# The task:
Can you return each line of the entries below unchanged, with the pictures left out?

# Input data:
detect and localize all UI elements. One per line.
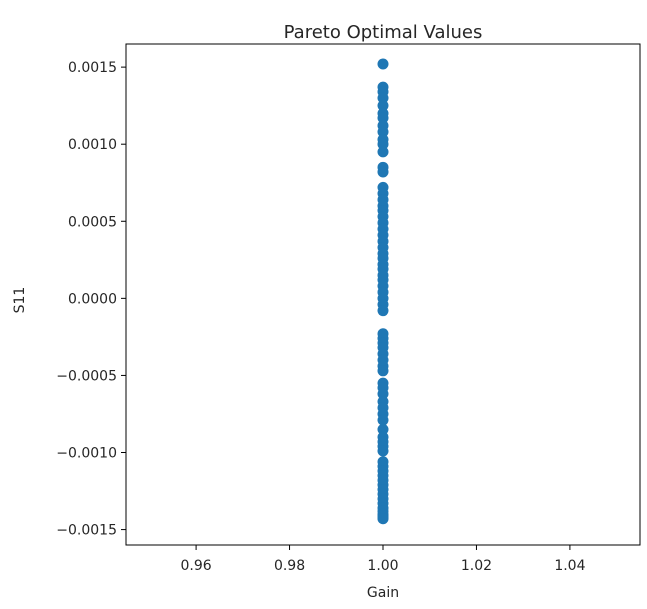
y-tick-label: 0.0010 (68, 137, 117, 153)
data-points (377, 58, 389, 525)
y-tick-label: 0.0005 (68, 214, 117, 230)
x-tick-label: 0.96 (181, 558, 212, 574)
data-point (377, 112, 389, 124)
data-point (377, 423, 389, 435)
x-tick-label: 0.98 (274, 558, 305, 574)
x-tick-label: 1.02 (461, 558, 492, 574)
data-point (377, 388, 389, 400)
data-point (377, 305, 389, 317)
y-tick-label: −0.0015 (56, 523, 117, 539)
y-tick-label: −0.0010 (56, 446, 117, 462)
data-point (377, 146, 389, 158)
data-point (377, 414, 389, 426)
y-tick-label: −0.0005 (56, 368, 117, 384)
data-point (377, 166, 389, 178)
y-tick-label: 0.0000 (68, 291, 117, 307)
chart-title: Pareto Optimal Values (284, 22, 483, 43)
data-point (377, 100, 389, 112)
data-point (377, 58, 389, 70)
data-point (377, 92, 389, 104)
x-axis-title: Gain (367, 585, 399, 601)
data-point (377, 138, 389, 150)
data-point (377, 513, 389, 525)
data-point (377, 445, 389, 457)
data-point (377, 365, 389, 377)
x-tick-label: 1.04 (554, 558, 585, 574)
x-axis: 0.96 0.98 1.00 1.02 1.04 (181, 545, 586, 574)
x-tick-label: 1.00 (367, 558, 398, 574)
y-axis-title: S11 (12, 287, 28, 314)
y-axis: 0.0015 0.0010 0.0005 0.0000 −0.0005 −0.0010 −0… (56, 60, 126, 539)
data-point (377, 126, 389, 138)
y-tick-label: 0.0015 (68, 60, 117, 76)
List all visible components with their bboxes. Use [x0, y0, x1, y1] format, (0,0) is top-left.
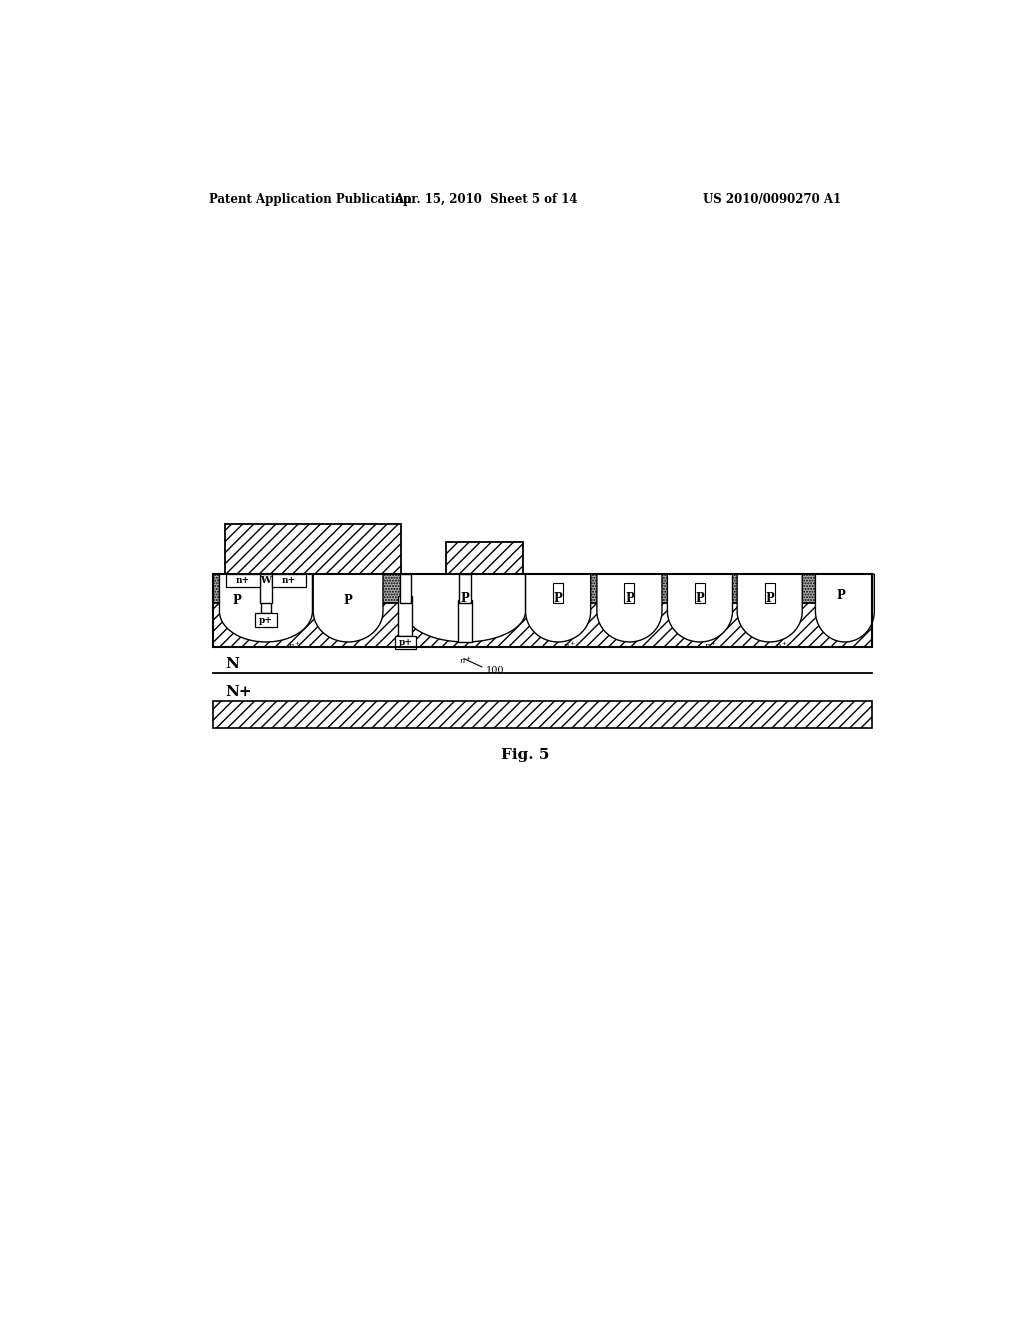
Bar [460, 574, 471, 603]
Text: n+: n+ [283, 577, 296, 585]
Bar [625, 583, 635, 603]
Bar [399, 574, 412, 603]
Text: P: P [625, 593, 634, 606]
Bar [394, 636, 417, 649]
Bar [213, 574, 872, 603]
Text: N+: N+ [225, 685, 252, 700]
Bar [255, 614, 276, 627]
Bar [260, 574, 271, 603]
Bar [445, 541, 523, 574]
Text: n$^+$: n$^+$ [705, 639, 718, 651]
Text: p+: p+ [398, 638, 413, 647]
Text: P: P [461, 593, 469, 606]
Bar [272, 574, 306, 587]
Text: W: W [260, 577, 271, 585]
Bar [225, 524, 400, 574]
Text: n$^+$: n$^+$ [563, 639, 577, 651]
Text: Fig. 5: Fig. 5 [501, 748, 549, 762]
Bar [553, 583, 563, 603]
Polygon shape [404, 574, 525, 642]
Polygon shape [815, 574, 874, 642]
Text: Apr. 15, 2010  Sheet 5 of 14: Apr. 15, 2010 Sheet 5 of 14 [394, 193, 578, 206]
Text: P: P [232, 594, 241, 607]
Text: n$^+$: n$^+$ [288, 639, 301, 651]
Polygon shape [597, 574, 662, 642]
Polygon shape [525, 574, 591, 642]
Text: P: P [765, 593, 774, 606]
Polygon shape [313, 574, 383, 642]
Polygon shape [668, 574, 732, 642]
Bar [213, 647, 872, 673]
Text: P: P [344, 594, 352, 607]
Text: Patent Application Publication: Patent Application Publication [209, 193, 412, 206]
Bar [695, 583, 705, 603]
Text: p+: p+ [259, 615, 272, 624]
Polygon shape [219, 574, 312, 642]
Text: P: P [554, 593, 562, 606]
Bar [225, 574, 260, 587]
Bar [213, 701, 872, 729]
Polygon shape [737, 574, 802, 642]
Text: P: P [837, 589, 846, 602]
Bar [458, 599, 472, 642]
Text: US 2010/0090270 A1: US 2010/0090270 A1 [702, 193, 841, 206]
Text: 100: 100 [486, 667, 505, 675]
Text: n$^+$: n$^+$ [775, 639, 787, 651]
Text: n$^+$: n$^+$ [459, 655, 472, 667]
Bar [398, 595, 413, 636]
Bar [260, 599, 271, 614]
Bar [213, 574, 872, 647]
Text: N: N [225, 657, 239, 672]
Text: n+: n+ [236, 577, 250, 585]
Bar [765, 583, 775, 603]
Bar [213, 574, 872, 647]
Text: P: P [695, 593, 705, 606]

# Output for this task:
detect and localize all UI elements. One per line.
y-tick-label: 0.0010 (68, 137, 117, 153)
data-points (377, 58, 389, 525)
y-tick-label: 0.0005 (68, 214, 117, 230)
x-tick-label: 0.96 (181, 558, 212, 574)
data-point (377, 112, 389, 124)
data-point (377, 423, 389, 435)
x-tick-label: 0.98 (274, 558, 305, 574)
x-tick-label: 1.02 (461, 558, 492, 574)
data-point (377, 388, 389, 400)
data-point (377, 305, 389, 317)
y-tick-label: −0.0015 (56, 523, 117, 539)
y-tick-label: −0.0010 (56, 446, 117, 462)
data-point (377, 146, 389, 158)
data-point (377, 414, 389, 426)
y-tick-label: −0.0005 (56, 368, 117, 384)
data-point (377, 166, 389, 178)
y-tick-label: 0.0000 (68, 291, 117, 307)
chart-title: Pareto Optimal Values (284, 22, 483, 43)
data-point (377, 100, 389, 112)
data-point (377, 58, 389, 70)
data-point (377, 92, 389, 104)
x-axis-title: Gain (367, 585, 399, 601)
data-point (377, 138, 389, 150)
data-point (377, 513, 389, 525)
data-point (377, 445, 389, 457)
data-point (377, 365, 389, 377)
x-tick-label: 1.04 (554, 558, 585, 574)
x-axis: 0.96 0.98 1.00 1.02 1.04 (181, 545, 586, 574)
x-tick-label: 1.00 (367, 558, 398, 574)
y-axis-title: S11 (12, 287, 28, 314)
y-axis: 0.0015 0.0010 0.0005 0.0000 −0.0005 −0.0010 −0… (56, 60, 126, 539)
data-point (377, 126, 389, 138)
y-tick-label: 0.0015 (68, 60, 117, 76)
List all visible components with their bboxes. Use [x0, y0, x1, y1] format, (0,0) is top-left.
Bar [460, 574, 471, 603]
Text: n+: n+ [283, 577, 296, 585]
Bar [625, 583, 635, 603]
Bar [399, 574, 412, 603]
Text: P: P [625, 593, 634, 606]
Bar [394, 636, 417, 649]
Bar [213, 574, 872, 603]
Text: N+: N+ [225, 685, 252, 700]
Bar [255, 614, 276, 627]
Bar [260, 574, 271, 603]
Bar [445, 541, 523, 574]
Text: n$^+$: n$^+$ [705, 639, 718, 651]
Text: p+: p+ [398, 638, 413, 647]
Text: P: P [461, 593, 469, 606]
Bar [272, 574, 306, 587]
Text: W: W [260, 577, 271, 585]
Bar [225, 524, 400, 574]
Text: n$^+$: n$^+$ [563, 639, 577, 651]
Text: Fig. 5: Fig. 5 [501, 748, 549, 762]
Bar [553, 583, 563, 603]
Polygon shape [404, 574, 525, 642]
Polygon shape [815, 574, 874, 642]
Text: Apr. 15, 2010  Sheet 5 of 14: Apr. 15, 2010 Sheet 5 of 14 [394, 193, 578, 206]
Text: P: P [232, 594, 241, 607]
Text: n$^+$: n$^+$ [288, 639, 301, 651]
Polygon shape [597, 574, 662, 642]
Polygon shape [525, 574, 591, 642]
Text: P: P [765, 593, 774, 606]
Polygon shape [313, 574, 383, 642]
Polygon shape [668, 574, 732, 642]
Bar [213, 647, 872, 673]
Text: P: P [344, 594, 352, 607]
Text: Patent Application Publication: Patent Application Publication [209, 193, 412, 206]
Bar [695, 583, 705, 603]
Text: p+: p+ [259, 615, 272, 624]
Polygon shape [219, 574, 312, 642]
Text: P: P [554, 593, 562, 606]
Bar [225, 574, 260, 587]
Bar [213, 701, 872, 729]
Polygon shape [737, 574, 802, 642]
Text: P: P [837, 589, 846, 602]
Bar [458, 599, 472, 642]
Text: US 2010/0090270 A1: US 2010/0090270 A1 [702, 193, 841, 206]
Text: 100: 100 [486, 667, 505, 675]
Text: n$^+$: n$^+$ [775, 639, 787, 651]
Text: n$^+$: n$^+$ [459, 655, 472, 667]
Bar [398, 595, 413, 636]
Bar [260, 599, 271, 614]
Bar [213, 574, 872, 647]
Text: N: N [225, 657, 239, 672]
Text: n+: n+ [236, 577, 250, 585]
Bar [765, 583, 775, 603]
Bar [213, 574, 872, 647]
Text: P: P [695, 593, 705, 606]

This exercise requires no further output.